Records from a data source
• • •
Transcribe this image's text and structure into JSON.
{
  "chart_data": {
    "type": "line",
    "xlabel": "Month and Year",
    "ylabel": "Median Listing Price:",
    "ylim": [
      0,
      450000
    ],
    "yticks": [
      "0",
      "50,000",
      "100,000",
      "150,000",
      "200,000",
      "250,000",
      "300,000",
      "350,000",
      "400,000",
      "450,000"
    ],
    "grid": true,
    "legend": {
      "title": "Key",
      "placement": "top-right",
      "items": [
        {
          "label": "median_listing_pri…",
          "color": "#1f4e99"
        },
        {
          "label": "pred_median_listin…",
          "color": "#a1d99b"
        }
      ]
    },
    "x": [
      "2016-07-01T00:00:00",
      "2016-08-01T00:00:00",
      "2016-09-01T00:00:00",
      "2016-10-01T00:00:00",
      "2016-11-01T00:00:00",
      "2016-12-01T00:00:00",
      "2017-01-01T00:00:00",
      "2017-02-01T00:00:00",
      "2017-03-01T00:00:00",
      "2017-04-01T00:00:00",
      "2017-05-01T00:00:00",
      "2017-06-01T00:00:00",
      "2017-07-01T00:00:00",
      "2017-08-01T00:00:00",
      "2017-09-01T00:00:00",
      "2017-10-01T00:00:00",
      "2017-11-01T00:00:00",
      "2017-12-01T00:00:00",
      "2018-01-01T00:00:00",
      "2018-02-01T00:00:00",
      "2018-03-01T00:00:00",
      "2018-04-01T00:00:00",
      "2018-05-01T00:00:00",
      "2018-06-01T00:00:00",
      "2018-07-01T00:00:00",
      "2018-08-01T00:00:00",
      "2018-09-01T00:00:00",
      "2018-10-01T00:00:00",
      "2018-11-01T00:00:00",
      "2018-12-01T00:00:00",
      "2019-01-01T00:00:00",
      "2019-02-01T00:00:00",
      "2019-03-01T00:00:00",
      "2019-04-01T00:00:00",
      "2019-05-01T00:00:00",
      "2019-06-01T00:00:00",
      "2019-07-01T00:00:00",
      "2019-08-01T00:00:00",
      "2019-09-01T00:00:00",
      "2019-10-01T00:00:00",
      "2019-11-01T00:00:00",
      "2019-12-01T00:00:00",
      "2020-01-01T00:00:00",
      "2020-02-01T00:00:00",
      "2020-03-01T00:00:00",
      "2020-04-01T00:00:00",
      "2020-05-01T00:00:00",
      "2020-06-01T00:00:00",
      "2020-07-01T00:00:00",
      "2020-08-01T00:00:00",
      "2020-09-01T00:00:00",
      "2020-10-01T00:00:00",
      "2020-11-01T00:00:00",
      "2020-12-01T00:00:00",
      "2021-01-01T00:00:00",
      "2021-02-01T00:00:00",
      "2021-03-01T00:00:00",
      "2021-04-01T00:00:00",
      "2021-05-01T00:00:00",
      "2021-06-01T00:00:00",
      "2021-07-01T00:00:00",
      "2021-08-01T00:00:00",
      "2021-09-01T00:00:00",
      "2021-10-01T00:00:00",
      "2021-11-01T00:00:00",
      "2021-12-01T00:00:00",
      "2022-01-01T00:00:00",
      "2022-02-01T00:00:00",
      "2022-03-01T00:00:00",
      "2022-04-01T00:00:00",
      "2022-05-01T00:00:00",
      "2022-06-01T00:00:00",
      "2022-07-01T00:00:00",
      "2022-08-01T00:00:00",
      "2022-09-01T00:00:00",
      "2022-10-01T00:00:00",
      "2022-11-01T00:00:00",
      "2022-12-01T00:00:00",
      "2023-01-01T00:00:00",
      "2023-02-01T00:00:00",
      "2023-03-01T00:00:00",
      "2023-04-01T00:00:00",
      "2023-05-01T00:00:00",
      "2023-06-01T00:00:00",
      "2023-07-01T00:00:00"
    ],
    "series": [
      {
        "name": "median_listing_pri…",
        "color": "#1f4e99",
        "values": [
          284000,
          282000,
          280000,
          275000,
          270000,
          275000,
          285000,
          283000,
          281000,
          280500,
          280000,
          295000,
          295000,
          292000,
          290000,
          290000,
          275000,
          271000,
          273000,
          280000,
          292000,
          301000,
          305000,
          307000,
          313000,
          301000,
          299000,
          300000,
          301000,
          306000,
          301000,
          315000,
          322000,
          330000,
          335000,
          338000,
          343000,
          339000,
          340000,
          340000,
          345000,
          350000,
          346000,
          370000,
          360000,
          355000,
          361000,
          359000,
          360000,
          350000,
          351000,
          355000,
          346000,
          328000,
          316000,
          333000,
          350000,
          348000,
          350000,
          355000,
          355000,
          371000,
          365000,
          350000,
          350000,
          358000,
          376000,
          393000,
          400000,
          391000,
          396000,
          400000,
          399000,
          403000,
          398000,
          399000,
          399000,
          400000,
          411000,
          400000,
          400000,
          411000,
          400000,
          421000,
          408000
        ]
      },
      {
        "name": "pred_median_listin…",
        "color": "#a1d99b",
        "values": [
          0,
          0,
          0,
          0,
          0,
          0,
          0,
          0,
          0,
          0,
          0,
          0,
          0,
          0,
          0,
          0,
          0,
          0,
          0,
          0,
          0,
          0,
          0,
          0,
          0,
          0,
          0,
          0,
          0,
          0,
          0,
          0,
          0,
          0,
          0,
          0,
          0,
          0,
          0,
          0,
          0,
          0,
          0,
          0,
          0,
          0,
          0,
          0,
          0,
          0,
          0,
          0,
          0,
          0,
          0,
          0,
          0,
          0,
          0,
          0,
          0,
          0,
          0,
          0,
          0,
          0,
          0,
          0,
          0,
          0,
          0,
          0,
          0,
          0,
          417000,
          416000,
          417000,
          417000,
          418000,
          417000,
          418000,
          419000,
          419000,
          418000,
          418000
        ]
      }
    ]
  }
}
• • •
From the data above, copy each line where the string "color" appears.

          "color": "#1f4e99"
          "color": "#a1d99b"
        "color": "#1f4e99",
        "color": "#a1d99b",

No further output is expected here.